- _Study material_:
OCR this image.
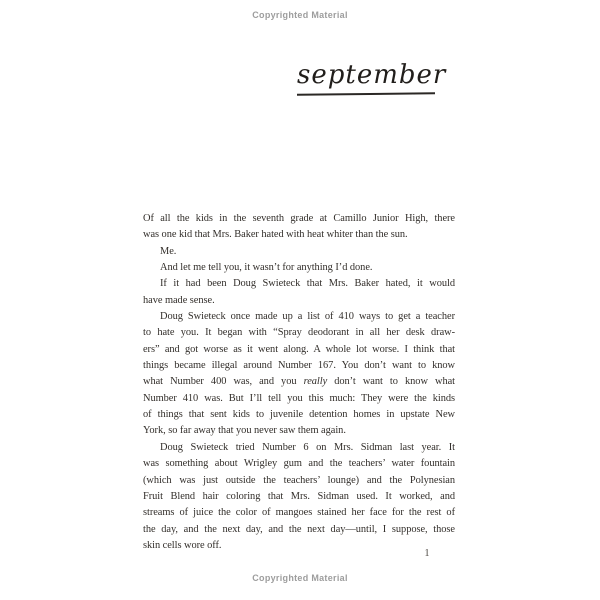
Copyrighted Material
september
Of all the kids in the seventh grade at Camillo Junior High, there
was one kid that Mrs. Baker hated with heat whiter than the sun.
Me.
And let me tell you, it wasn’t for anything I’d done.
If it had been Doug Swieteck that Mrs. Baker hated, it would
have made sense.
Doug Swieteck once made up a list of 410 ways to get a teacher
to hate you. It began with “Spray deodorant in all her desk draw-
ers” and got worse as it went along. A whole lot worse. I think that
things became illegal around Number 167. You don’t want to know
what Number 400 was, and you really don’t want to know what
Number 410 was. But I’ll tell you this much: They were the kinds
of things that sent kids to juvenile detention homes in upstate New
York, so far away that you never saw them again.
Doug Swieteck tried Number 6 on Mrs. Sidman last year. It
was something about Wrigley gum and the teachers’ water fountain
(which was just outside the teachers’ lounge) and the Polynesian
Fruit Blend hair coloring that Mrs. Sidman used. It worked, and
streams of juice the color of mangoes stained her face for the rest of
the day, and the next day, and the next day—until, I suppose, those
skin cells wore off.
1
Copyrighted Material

* * *

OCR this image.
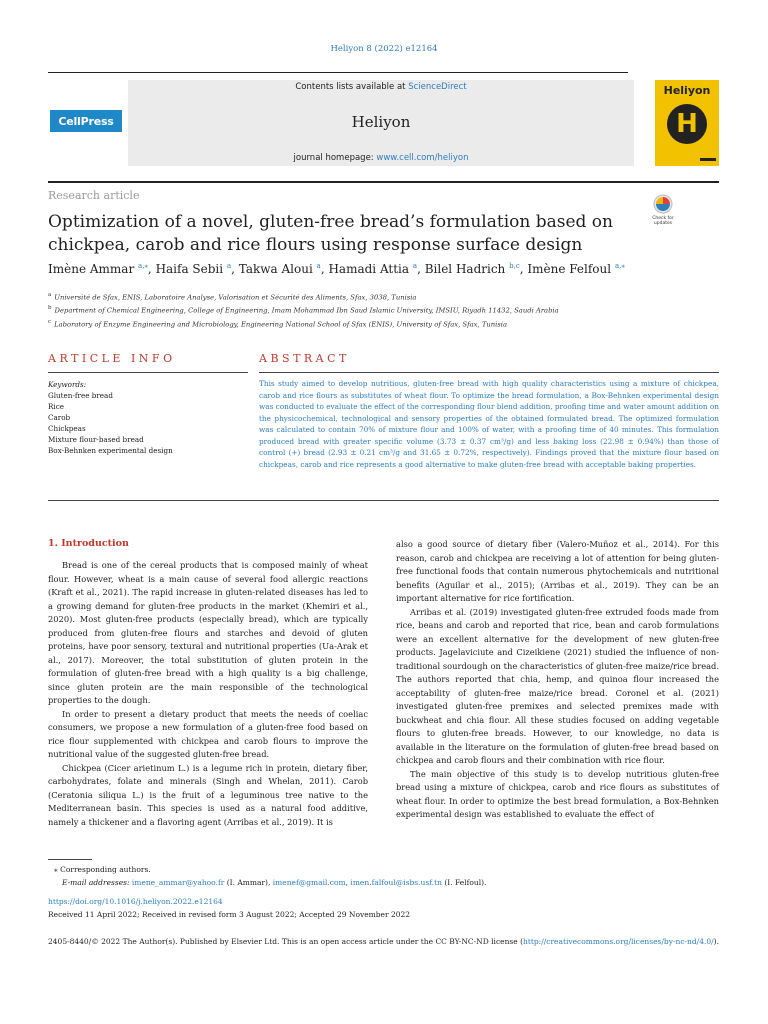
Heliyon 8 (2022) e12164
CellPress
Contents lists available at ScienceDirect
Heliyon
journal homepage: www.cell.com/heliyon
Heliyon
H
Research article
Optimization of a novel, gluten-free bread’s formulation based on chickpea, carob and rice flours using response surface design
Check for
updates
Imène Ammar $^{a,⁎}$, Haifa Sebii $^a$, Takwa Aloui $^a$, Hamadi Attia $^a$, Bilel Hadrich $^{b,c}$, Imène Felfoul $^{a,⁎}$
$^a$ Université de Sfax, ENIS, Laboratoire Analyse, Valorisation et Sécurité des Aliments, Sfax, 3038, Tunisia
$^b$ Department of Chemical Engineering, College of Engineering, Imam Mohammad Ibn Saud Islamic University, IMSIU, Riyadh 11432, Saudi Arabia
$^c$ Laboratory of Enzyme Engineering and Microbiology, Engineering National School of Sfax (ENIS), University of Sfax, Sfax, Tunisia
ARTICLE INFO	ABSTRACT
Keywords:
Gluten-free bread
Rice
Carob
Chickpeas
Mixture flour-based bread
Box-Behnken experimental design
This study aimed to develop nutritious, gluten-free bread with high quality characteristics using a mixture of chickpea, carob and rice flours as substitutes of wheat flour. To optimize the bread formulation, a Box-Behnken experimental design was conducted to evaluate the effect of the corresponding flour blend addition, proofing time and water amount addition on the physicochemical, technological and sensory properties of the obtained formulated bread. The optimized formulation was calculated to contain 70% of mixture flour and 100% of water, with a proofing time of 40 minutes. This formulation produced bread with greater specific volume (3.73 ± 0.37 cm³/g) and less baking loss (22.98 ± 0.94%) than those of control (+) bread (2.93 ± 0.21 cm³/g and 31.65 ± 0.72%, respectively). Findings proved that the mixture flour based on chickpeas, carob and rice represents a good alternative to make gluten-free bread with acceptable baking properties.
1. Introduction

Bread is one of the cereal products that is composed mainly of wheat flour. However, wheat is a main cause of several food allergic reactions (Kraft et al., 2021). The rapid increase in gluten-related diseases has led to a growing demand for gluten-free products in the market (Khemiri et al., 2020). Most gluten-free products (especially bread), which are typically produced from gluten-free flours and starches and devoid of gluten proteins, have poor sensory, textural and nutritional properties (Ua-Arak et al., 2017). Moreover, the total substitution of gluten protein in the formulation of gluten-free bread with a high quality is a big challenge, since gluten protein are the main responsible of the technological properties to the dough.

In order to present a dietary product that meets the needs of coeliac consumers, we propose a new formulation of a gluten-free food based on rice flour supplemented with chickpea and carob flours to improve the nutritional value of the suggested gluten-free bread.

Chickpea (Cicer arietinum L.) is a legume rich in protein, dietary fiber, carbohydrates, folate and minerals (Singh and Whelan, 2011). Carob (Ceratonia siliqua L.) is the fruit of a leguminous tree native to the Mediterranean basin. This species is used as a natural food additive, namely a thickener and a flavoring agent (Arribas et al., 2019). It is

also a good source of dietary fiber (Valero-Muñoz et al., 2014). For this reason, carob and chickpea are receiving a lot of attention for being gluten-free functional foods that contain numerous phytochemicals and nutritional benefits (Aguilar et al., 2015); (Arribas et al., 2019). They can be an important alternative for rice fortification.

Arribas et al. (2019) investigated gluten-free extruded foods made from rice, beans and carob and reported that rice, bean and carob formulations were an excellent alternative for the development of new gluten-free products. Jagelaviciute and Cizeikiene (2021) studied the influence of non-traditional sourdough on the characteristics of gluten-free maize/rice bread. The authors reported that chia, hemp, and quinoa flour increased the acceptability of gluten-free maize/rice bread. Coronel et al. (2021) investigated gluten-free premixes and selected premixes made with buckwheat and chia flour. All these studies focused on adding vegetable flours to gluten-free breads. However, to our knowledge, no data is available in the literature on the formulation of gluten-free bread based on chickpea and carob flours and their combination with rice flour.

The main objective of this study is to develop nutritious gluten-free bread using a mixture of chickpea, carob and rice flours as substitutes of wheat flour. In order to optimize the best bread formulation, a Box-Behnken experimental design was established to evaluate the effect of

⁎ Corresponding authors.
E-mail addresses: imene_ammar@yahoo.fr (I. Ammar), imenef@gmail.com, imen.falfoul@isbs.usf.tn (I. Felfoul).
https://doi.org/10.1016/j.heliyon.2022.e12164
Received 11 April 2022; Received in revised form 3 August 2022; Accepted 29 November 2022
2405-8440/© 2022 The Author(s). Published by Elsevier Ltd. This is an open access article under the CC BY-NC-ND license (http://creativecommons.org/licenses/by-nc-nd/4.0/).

- _About this task_: Find "Tunisia" in the preceding records. Copy each line that holds it.

- _Answer space_:
$^a$ Université de Sfax, ENIS, Laboratoire Analyse, Valorisation et Sécurité des Aliments, Sfax, 3038, Tunisia
$^c$ Laboratory of Enzyme Engineering and Microbiology, Engineering National School of Sfax (ENIS), University of Sfax, Sfax, Tunisia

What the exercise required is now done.